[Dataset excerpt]
------

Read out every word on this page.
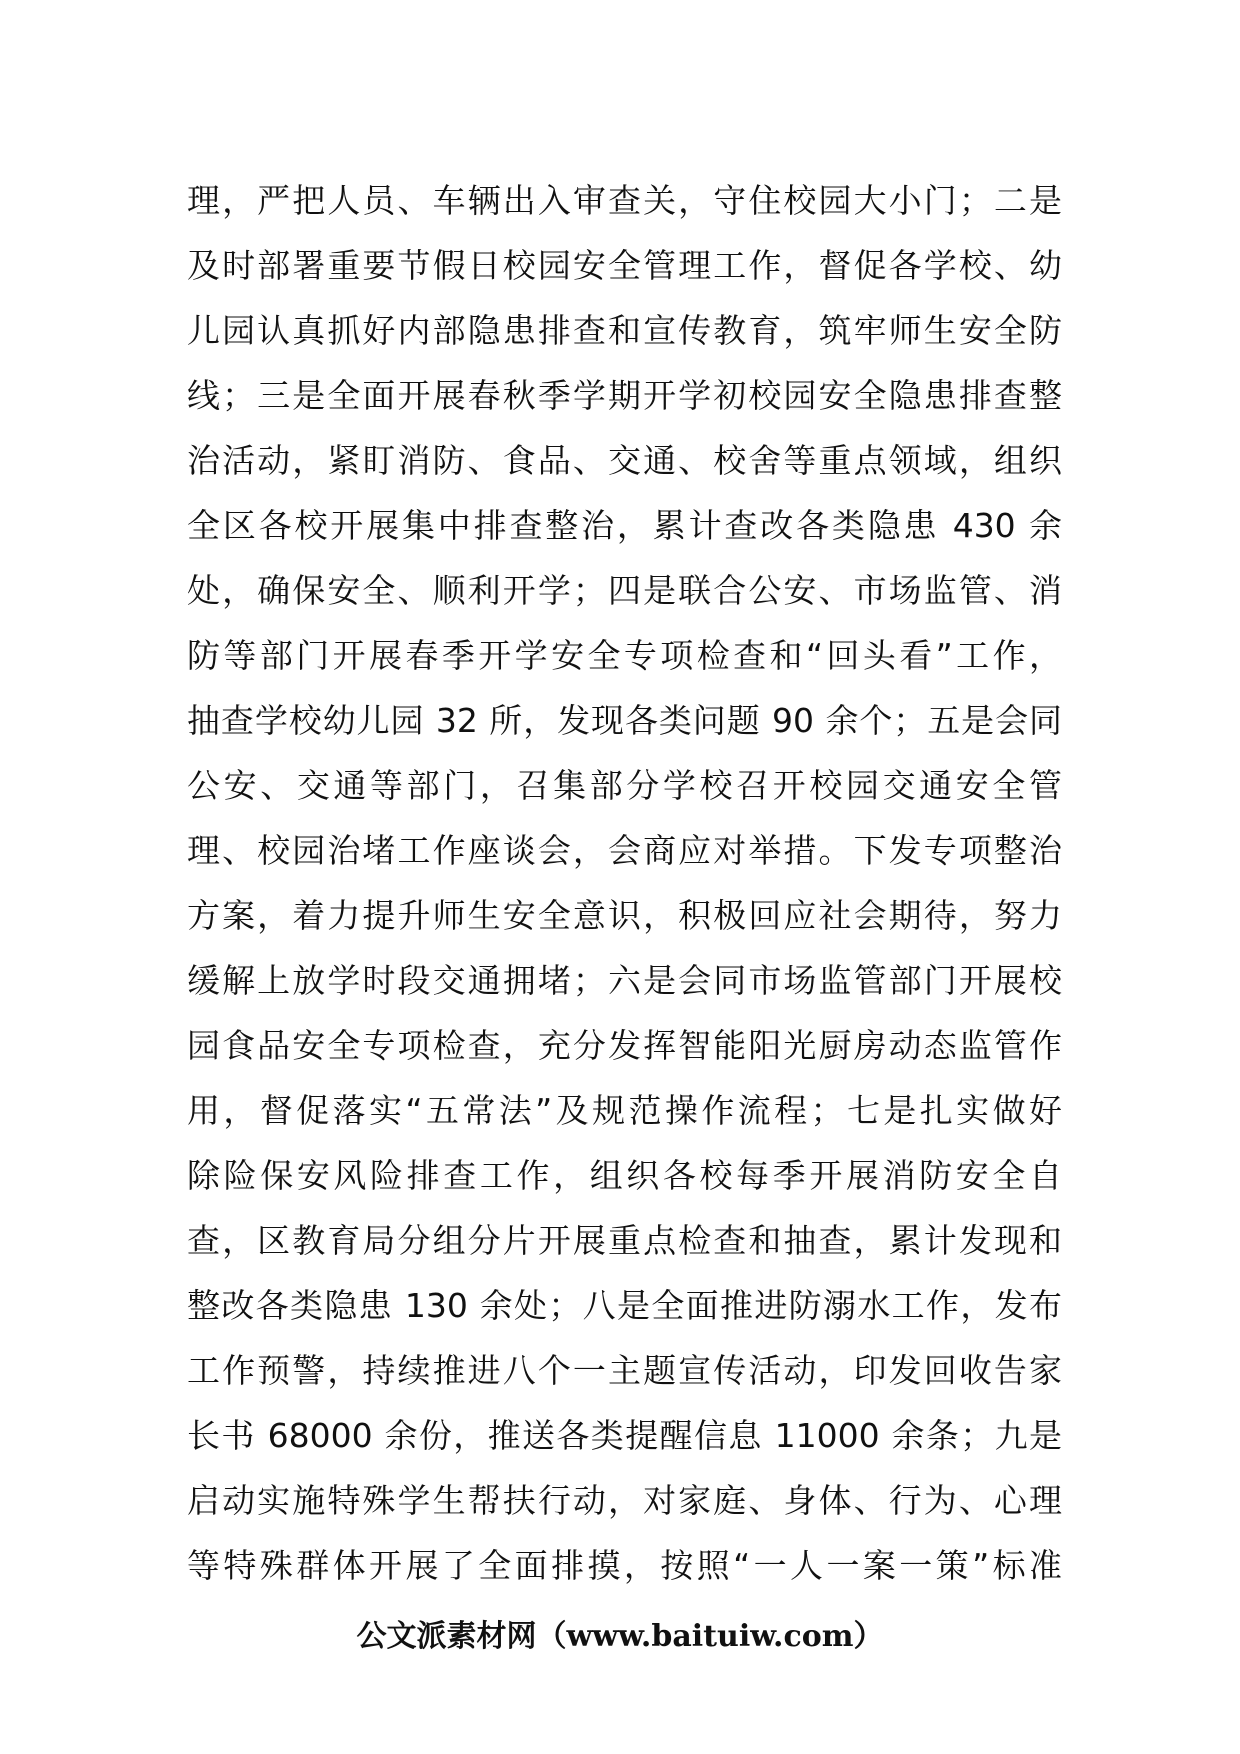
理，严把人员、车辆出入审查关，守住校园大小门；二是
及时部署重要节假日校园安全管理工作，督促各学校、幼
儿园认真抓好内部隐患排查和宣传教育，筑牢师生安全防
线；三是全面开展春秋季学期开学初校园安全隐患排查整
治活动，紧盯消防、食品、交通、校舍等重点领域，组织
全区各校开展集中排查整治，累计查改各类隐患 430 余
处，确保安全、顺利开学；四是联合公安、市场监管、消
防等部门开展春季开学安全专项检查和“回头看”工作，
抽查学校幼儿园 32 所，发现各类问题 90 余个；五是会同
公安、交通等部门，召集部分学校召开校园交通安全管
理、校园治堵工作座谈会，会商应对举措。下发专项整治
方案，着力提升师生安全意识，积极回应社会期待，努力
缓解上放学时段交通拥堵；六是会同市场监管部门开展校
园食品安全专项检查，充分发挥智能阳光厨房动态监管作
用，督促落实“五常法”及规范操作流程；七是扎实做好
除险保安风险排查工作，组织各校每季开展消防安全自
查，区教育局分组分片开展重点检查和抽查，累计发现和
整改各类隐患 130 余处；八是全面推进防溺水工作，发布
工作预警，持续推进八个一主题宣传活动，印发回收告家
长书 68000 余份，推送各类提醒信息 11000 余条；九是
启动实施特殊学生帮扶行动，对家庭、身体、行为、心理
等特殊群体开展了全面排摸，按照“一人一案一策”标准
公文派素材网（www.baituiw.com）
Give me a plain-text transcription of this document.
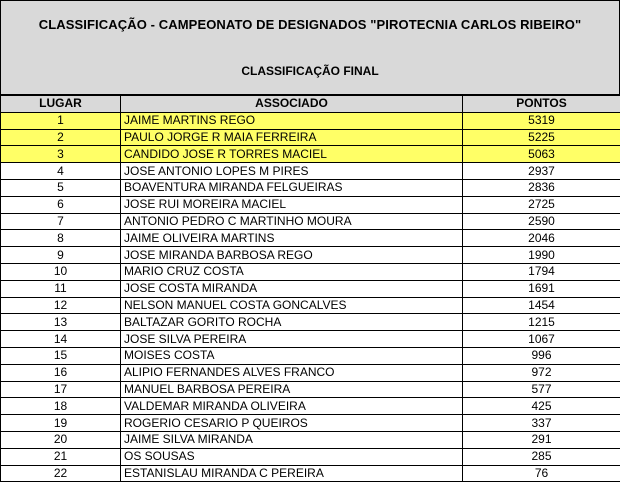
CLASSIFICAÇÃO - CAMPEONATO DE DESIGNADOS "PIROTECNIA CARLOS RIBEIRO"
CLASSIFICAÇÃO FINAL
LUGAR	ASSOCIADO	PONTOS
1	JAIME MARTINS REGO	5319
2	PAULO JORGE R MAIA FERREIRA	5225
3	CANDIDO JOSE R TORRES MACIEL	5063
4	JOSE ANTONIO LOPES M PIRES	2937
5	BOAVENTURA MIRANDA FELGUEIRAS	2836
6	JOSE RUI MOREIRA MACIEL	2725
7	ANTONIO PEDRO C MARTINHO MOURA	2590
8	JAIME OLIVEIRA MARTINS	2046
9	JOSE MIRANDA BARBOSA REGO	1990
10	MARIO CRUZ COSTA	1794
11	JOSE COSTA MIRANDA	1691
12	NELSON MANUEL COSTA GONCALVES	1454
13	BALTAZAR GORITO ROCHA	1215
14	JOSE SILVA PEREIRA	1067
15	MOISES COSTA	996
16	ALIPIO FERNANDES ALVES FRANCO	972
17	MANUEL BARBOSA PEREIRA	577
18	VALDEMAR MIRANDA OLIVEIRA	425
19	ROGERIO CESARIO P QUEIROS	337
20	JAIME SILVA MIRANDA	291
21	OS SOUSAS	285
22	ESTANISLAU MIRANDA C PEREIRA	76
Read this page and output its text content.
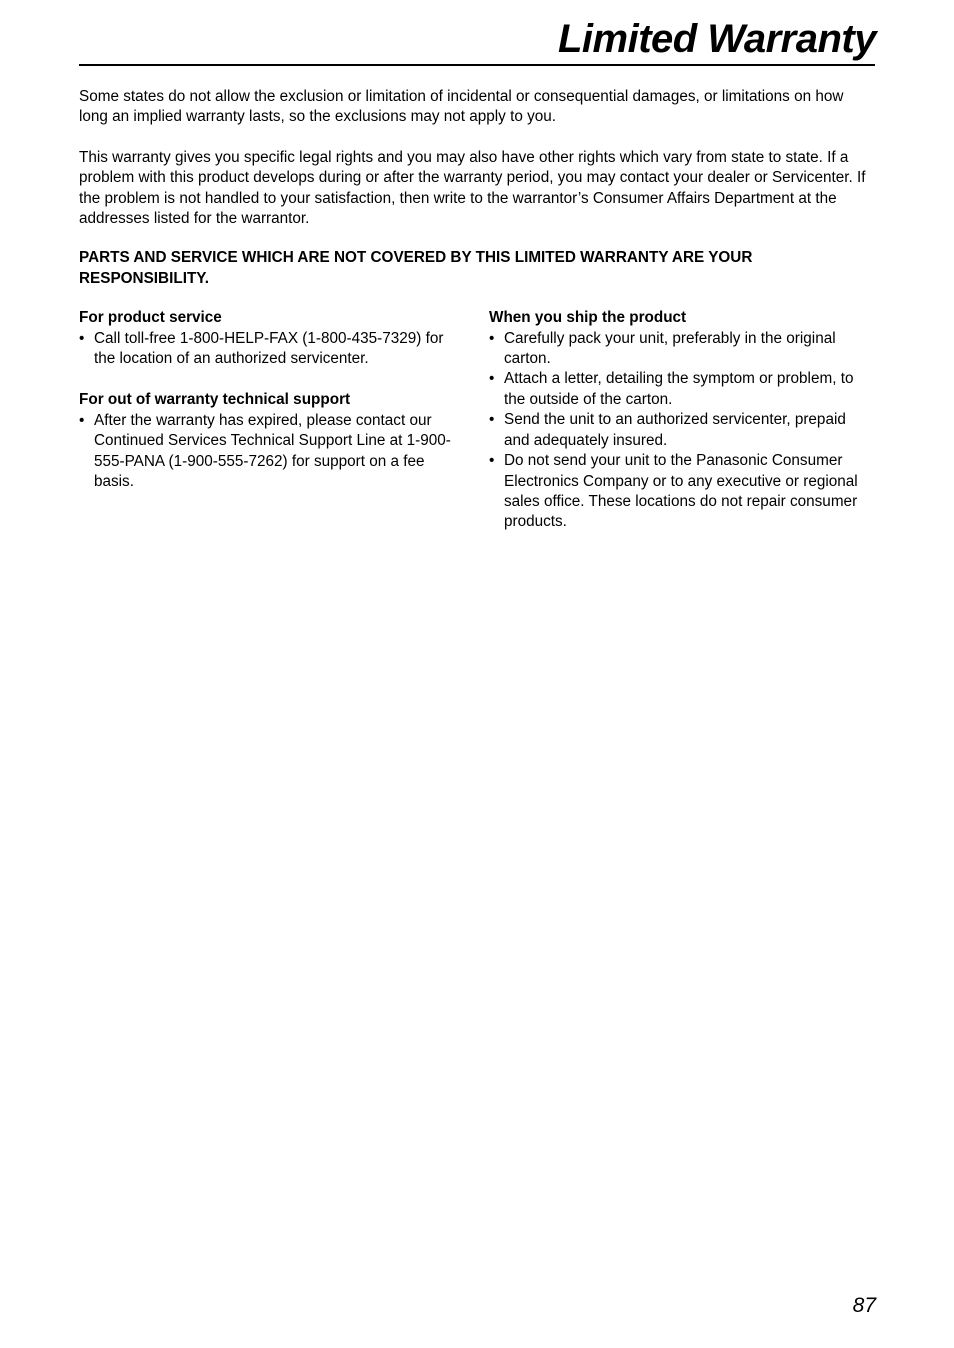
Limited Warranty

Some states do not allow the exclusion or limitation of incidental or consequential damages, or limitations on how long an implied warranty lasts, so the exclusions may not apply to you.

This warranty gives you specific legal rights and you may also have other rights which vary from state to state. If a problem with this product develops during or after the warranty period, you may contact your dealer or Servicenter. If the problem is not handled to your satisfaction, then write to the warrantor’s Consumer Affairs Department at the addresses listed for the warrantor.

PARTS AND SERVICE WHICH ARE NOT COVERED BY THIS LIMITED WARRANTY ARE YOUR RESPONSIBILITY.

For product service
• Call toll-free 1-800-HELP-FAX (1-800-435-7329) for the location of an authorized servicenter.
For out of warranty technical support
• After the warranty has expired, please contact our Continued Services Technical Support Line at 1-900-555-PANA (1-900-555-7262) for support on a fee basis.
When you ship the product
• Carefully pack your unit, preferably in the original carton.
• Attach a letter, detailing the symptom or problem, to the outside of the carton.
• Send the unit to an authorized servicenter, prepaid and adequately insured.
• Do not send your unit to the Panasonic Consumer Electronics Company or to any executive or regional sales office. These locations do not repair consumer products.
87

------

SET TASK: Write the entries above out in full, exactly, with no images.

FINAL RESULT:
Read out every word on this page.
理，严把人员、车辆出入审查关，守住校园大小门；二是
及时部署重要节假日校园安全管理工作，督促各学校、幼
儿园认真抓好内部隐患排查和宣传教育，筑牢师生安全防
线；三是全面开展春秋季学期开学初校园安全隐患排查整
治活动，紧盯消防、食品、交通、校舍等重点领域，组织
全区各校开展集中排查整治，累计查改各类隐患 430 余
处，确保安全、顺利开学；四是联合公安、市场监管、消
防等部门开展春季开学安全专项检查和“回头看”工作，
抽查学校幼儿园 32 所，发现各类问题 90 余个；五是会同
公安、交通等部门，召集部分学校召开校园交通安全管
理、校园治堵工作座谈会，会商应对举措。下发专项整治
方案，着力提升师生安全意识，积极回应社会期待，努力
缓解上放学时段交通拥堵；六是会同市场监管部门开展校
园食品安全专项检查，充分发挥智能阳光厨房动态监管作
用，督促落实“五常法”及规范操作流程；七是扎实做好
除险保安风险排查工作，组织各校每季开展消防安全自
查，区教育局分组分片开展重点检查和抽查，累计发现和
整改各类隐患 130 余处；八是全面推进防溺水工作，发布
工作预警，持续推进八个一主题宣传活动，印发回收告家
长书 68000 余份，推送各类提醒信息 11000 余条；九是
启动实施特殊学生帮扶行动，对家庭、身体、行为、心理
等特殊群体开展了全面排摸，按照“一人一案一策”标准
公文派素材网（www.baituiw.com）
Give me a plain-text transcription of this document.
CLASSIFICAÇÃO - CAMPEONATO DE DESIGNADOS "PIROTECNIA CARLOS RIBEIRO"
CLASSIFICAÇÃO FINAL
LUGAR	ASSOCIADO	PONTOS
1	JAIME MARTINS REGO	5319
2	PAULO JORGE R MAIA FERREIRA	5225
3	CANDIDO JOSE R TORRES MACIEL	5063
4	JOSE ANTONIO LOPES M PIRES	2937
5	BOAVENTURA MIRANDA FELGUEIRAS	2836
6	JOSE RUI MOREIRA MACIEL	2725
7	ANTONIO PEDRO C MARTINHO MOURA	2590
8	JAIME OLIVEIRA MARTINS	2046
9	JOSE MIRANDA BARBOSA REGO	1990
10	MARIO CRUZ COSTA	1794
11	JOSE COSTA MIRANDA	1691
12	NELSON MANUEL COSTA GONCALVES	1454
13	BALTAZAR GORITO ROCHA	1215
14	JOSE SILVA PEREIRA	1067
15	MOISES COSTA	996
16	ALIPIO FERNANDES ALVES FRANCO	972
17	MANUEL BARBOSA PEREIRA	577
18	VALDEMAR MIRANDA OLIVEIRA	425
19	ROGERIO CESARIO P QUEIROS	337
20	JAIME SILVA MIRANDA	291
21	OS SOUSAS	285
22	ESTANISLAU MIRANDA C PEREIRA	76
Read this page and output its text content.
Limited Warranty

Some states do not allow the exclusion or limitation of incidental or consequential damages, or limitations on how long an implied warranty lasts, so the exclusions may not apply to you.

This warranty gives you specific legal rights and you may also have other rights which vary from state to state. If a problem with this product develops during or after the warranty period, you may contact your dealer or Servicenter. If the problem is not handled to your satisfaction, then write to the warrantor’s Consumer Affairs Department at the addresses listed for the warrantor.

PARTS AND SERVICE WHICH ARE NOT COVERED BY THIS LIMITED WARRANTY ARE YOUR RESPONSIBILITY.

For product service
• Call toll-free 1-800-HELP-FAX (1-800-435-7329) for the location of an authorized servicenter.
For out of warranty technical support
• After the warranty has expired, please contact our Continued Services Technical Support Line at 1-900-555-PANA (1-900-555-7262) for support on a fee basis.
When you ship the product
• Carefully pack your unit, preferably in the original carton.
• Attach a letter, detailing the symptom or problem, to the outside of the carton.
• Send the unit to an authorized servicenter, prepaid and adequately insured.
• Do not send your unit to the Panasonic Consumer Electronics Company or to any executive or regional sales office. These locations do not repair consumer products.
87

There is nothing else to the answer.